» **Written task**:
Answer these questions about the post on the self-made wooden lathe:
(a) What wood was the tool rest carved from?
(b) What were the final coatings?
(c) What was the total cost of building the lathe?

## START Text segment

# Pictures of a self-made wooden lathe and a new member intro



## Pekka Huhta (27 Jul 2006)

First message, here it goes 

I had a problem: I needed a lathe for a couple of chisel handles but had no intention of buying one. My workshop is about 2,3 x 2,4 m big and already pretty full and I did not want to waste money for something that could be easily built anyway.

I have used my hand drill for all sorts of small turning tasks, modifying screw heads, polishing anything that could be gripped in the chuck and rotated etc. So the thought of using a hand drill as the motor for the drill was quite obvious. 

Unfortunately I did not take photos during the building stage, but here is the finished lathe:







It’s made of an old, badly tarnished table top (which turned out to be masur birch after I planed it down a bit) and workshop scraps. The headstock, tailstock and toolrest base birch, and the rails (?) are ash. Tool rest itself was carved of a scrap of Iroko which had enough sapwood to prevent me from using it on my boat projects. 






The first thing was to assemble the rails, headstock and end blocks on the other end together. The headstock bearing was a brass bushing with a flange in it. I have no idea what it has originally been for; it was just a discovery from my “box of surprises”. It had 10 mm hole through it. The spindle is just a knot bore re-ground so that it doesn’t drill into the workpiece.

Tailstock bearing was drilled by inserting a 10 mm drill bit through the headstock. This way I got them aligned properly. I did the same thing “backwards” when I aligned the center of the drill holder on the left end. 






After drilling the hole for tailstock bearing I inserted a brass pipe over there, drilled and tapped a piece of 10 mm steel plate for the tailstock screw and added a locking screw. Here is the catch: there is a ball bearing (just one 10 mm ball) between the tailstock screw and (wassat sharp part that goes to the end of the workpiece). This way it rotates very lightly and the tailstock screw doesn’t unscrew easily. 

After assembly I took everything apart again for finishing. First I used a quite thin mixture of turpentine, linseed oil and a tad of tar. Using pine tar for everything is a bad habit of mine, coming from fooling too much around in wooden boats. The final coatings were just shellac. 

All the other parts were just leftovers from my endless boxes, jugs and tin cans full of screws. Total cost of building was zero, although it took about a week or two to make in the evenings. 

Here are the first leather capped chisel handles turned with the new lathe. 






I hope you enjoyed the story, at least I had fun building that thing  

Pekka


----------



## Adam (27 Jul 2006)

## END Text segment
## START Supplied information

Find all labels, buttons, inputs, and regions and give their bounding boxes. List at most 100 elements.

## END Supplied information

» **Answer for this exercise**:
(a) Iroko
(b) Shellac
(c) Zero